Begin INFORMATION GIVEN

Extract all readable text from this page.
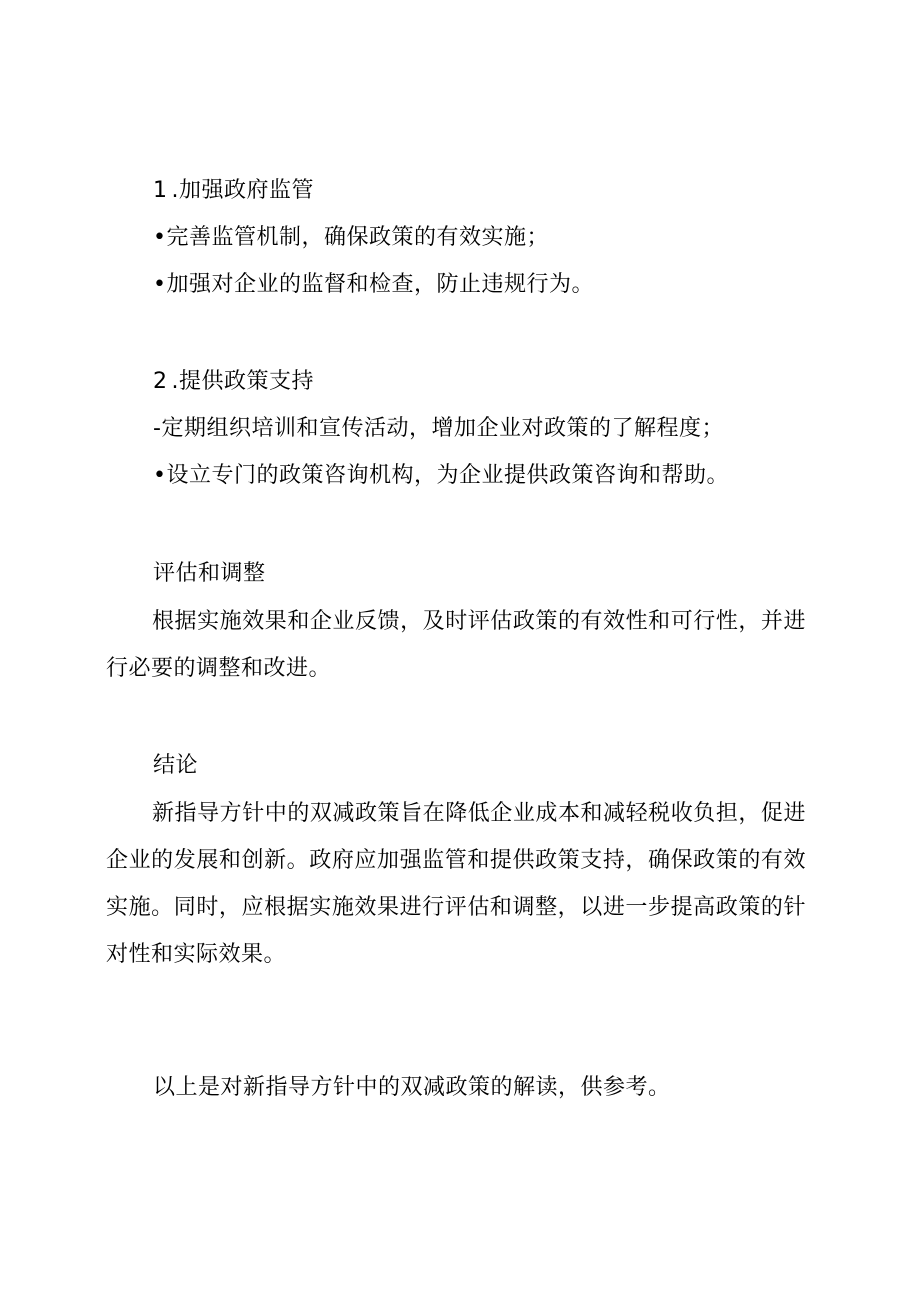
1 .加强政府监管
•完善监管机制，确保政策的有效实施；
•加强对企业的监督和检查，防止违规行为。
2 .提供政策支持
-定期组织培训和宣传活动，增加企业对政策的了解程度；
•设立专门的政策咨询机构，为企业提供政策咨询和帮助。
评估和调整
根据实施效果和企业反馈，及时评估政策的有效性和可行性，并进行必要的调整和改进。
结论
新指导方针中的双减政策旨在降低企业成本和减轻税收负担，促进企业的发展和创新。政府应加强监管和提供政策支持，确保政策的有效实施。同时，应根据实施效果进行评估和调整，以进一步提高政策的针对性和实际效果。
以上是对新指导方针中的双减政策的解读，供参考。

End INFORMATION GIVEN

**STATED GOAL**
Of all the lines in the listing above, how many include "确保政策的有效实施"? Write only the number.

**ANSWER TO THIS EXERCISE**
2